DIRECTION >> Repeat the material below exactly, with no pictures.

──────── SUPPLIED ENTRIES ────────

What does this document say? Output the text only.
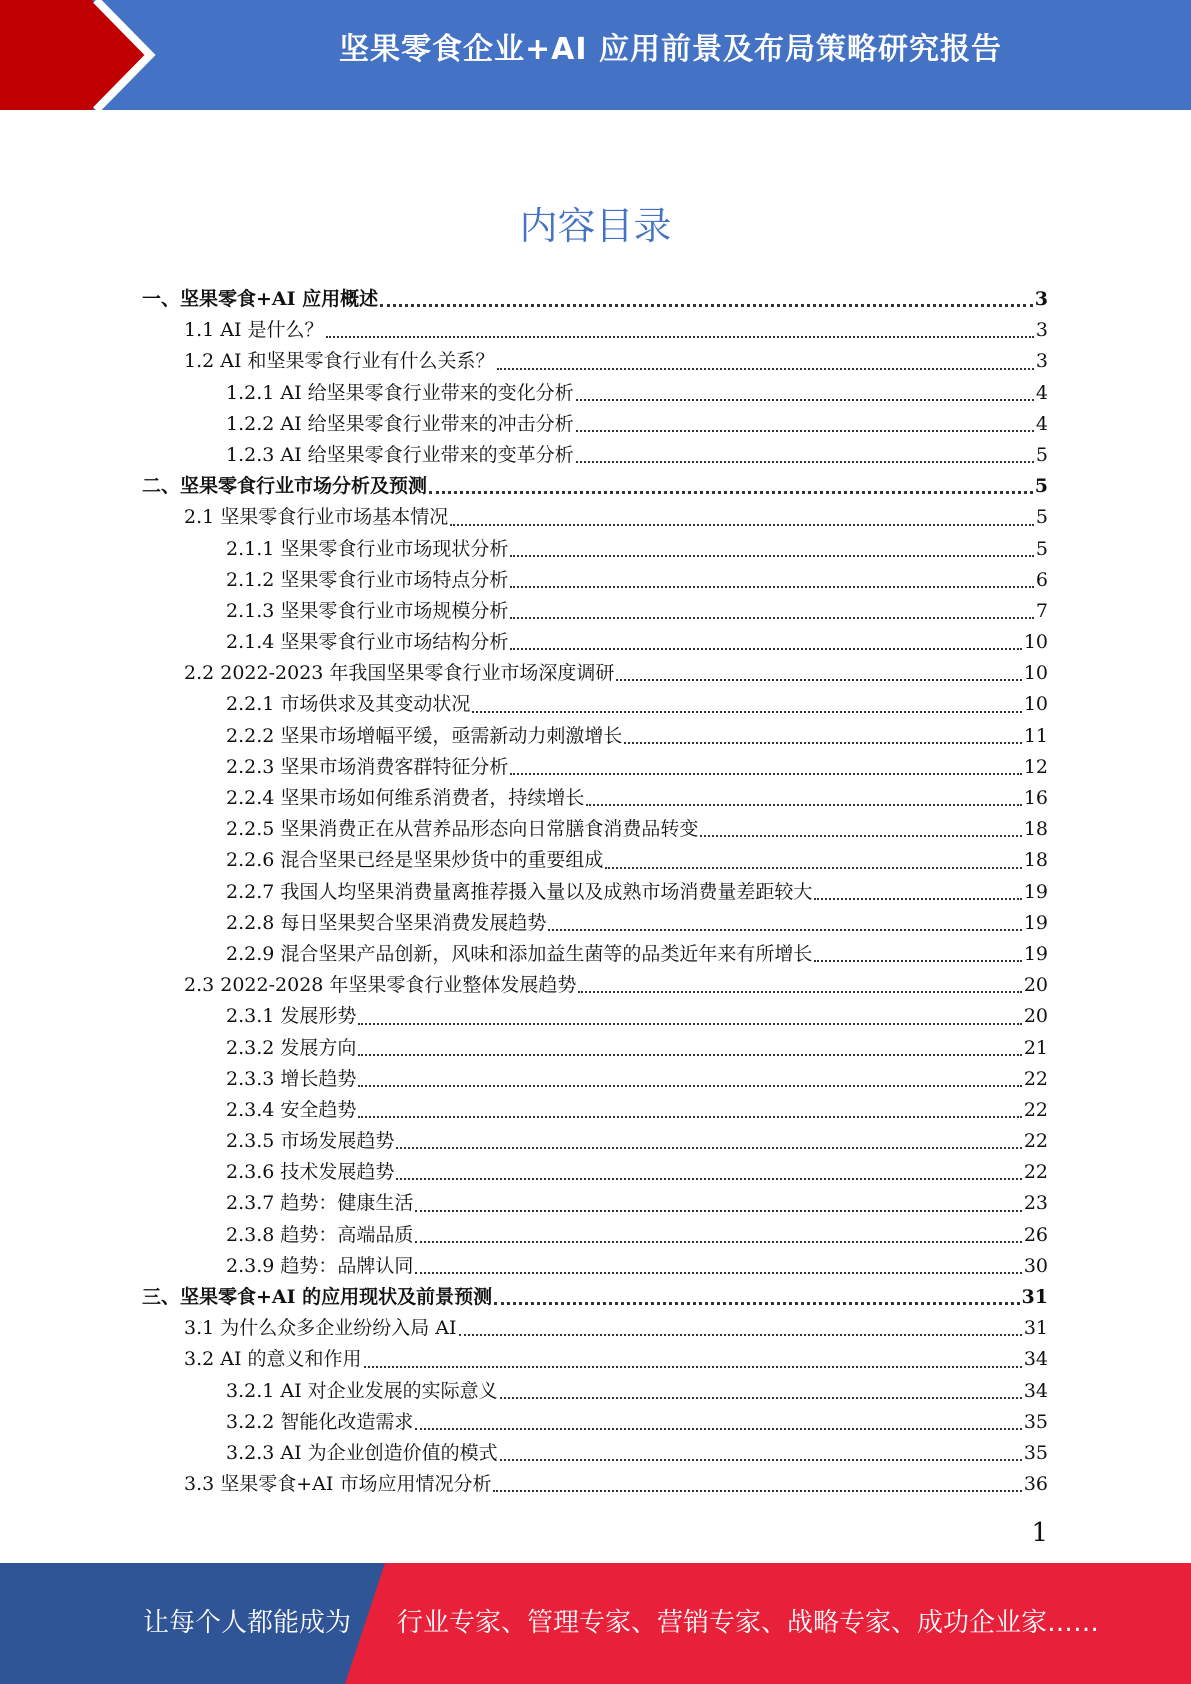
坚果零食企业+AI 应用前景及布局策略研究报告
内容目录
一、坚果零食+AI 应用概述	3
1.1 AI 是什么？	3
1.2 AI 和坚果零食行业有什么关系？	3
1.2.1 AI 给坚果零食行业带来的变化分析	4
1.2.2 AI 给坚果零食行业带来的冲击分析	4
1.2.3 AI 给坚果零食行业带来的变革分析	5
二、坚果零食行业市场分析及预测	5
2.1 坚果零食行业市场基本情况	5
2.1.1 坚果零食行业市场现状分析	5
2.1.2 坚果零食行业市场特点分析	6
2.1.3 坚果零食行业市场规模分析	7
2.1.4 坚果零食行业市场结构分析	10
2.2 2022-2023 年我国坚果零食行业市场深度调研	10
2.2.1 市场供求及其变动状况	10
2.2.2 坚果市场增幅平缓，亟需新动力刺激增长	11
2.2.3 坚果市场消费客群特征分析	12
2.2.4 坚果市场如何维系消费者，持续增长	16
2.2.5 坚果消费正在从营养品形态向日常膳食消费品转变	18
2.2.6 混合坚果已经是坚果炒货中的重要组成	18
2.2.7 我国人均坚果消费量离推荐摄入量以及成熟市场消费量差距较大	19
2.2.8 每日坚果契合坚果消费发展趋势	19
2.2.9 混合坚果产品创新，风味和添加益生菌等的品类近年来有所增长	19
2.3 2022-2028 年坚果零食行业整体发展趋势	20
2.3.1 发展形势	20
2.3.2 发展方向	21
2.3.3 增长趋势	22
2.3.4 安全趋势	22
2.3.5 市场发展趋势	22
2.3.6 技术发展趋势	22
2.3.7 趋势：健康生活	23
2.3.8 趋势：高端品质	26
2.3.9 趋势：品牌认同	30
三、坚果零食+AI 的应用现状及前景预测	31
3.1 为什么众多企业纷纷入局 AI	31
3.2 AI 的意义和作用	34
3.2.1 AI 对企业发展的实际意义	34
3.2.2 智能化改造需求	35
3.2.3 AI 为企业创造价值的模式	35
3.3 坚果零食+AI 市场应用情况分析	36
1
让每个人都能成为 行业专家、管理专家、营销专家、战略专家、成功企业家……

────────

RIGHT ANSWER >>
What does this document say? Output the text only.
坚果零食企业+AI 应用前景及布局策略研究报告
内容目录
一、坚果零食+AI 应用概述	3
1.1 AI 是什么？	3
1.2 AI 和坚果零食行业有什么关系？	3
1.2.1 AI 给坚果零食行业带来的变化分析	4
1.2.2 AI 给坚果零食行业带来的冲击分析	4
1.2.3 AI 给坚果零食行业带来的变革分析	5
二、坚果零食行业市场分析及预测	5
2.1 坚果零食行业市场基本情况	5
2.1.1 坚果零食行业市场现状分析	5
2.1.2 坚果零食行业市场特点分析	6
2.1.3 坚果零食行业市场规模分析	7
2.1.4 坚果零食行业市场结构分析	10
2.2 2022-2023 年我国坚果零食行业市场深度调研	10
2.2.1 市场供求及其变动状况	10
2.2.2 坚果市场增幅平缓，亟需新动力刺激增长	11
2.2.3 坚果市场消费客群特征分析	12
2.2.4 坚果市场如何维系消费者，持续增长	16
2.2.5 坚果消费正在从营养品形态向日常膳食消费品转变	18
2.2.6 混合坚果已经是坚果炒货中的重要组成	18
2.2.7 我国人均坚果消费量离推荐摄入量以及成熟市场消费量差距较大	19
2.2.8 每日坚果契合坚果消费发展趋势	19
2.2.9 混合坚果产品创新，风味和添加益生菌等的品类近年来有所增长	19
2.3 2022-2028 年坚果零食行业整体发展趋势	20
2.3.1 发展形势	20
2.3.2 发展方向	21
2.3.3 增长趋势	22
2.3.4 安全趋势	22
2.3.5 市场发展趋势	22
2.3.6 技术发展趋势	22
2.3.7 趋势：健康生活	23
2.3.8 趋势：高端品质	26
2.3.9 趋势：品牌认同	30
三、坚果零食+AI 的应用现状及前景预测	31
3.1 为什么众多企业纷纷入局 AI	31
3.2 AI 的意义和作用	34
3.2.1 AI 对企业发展的实际意义	34
3.2.2 智能化改造需求	35
3.2.3 AI 为企业创造价值的模式	35
3.3 坚果零食+AI 市场应用情况分析	36
1
让每个人都能成为 行业专家、管理专家、营销专家、战略专家、成功企业家……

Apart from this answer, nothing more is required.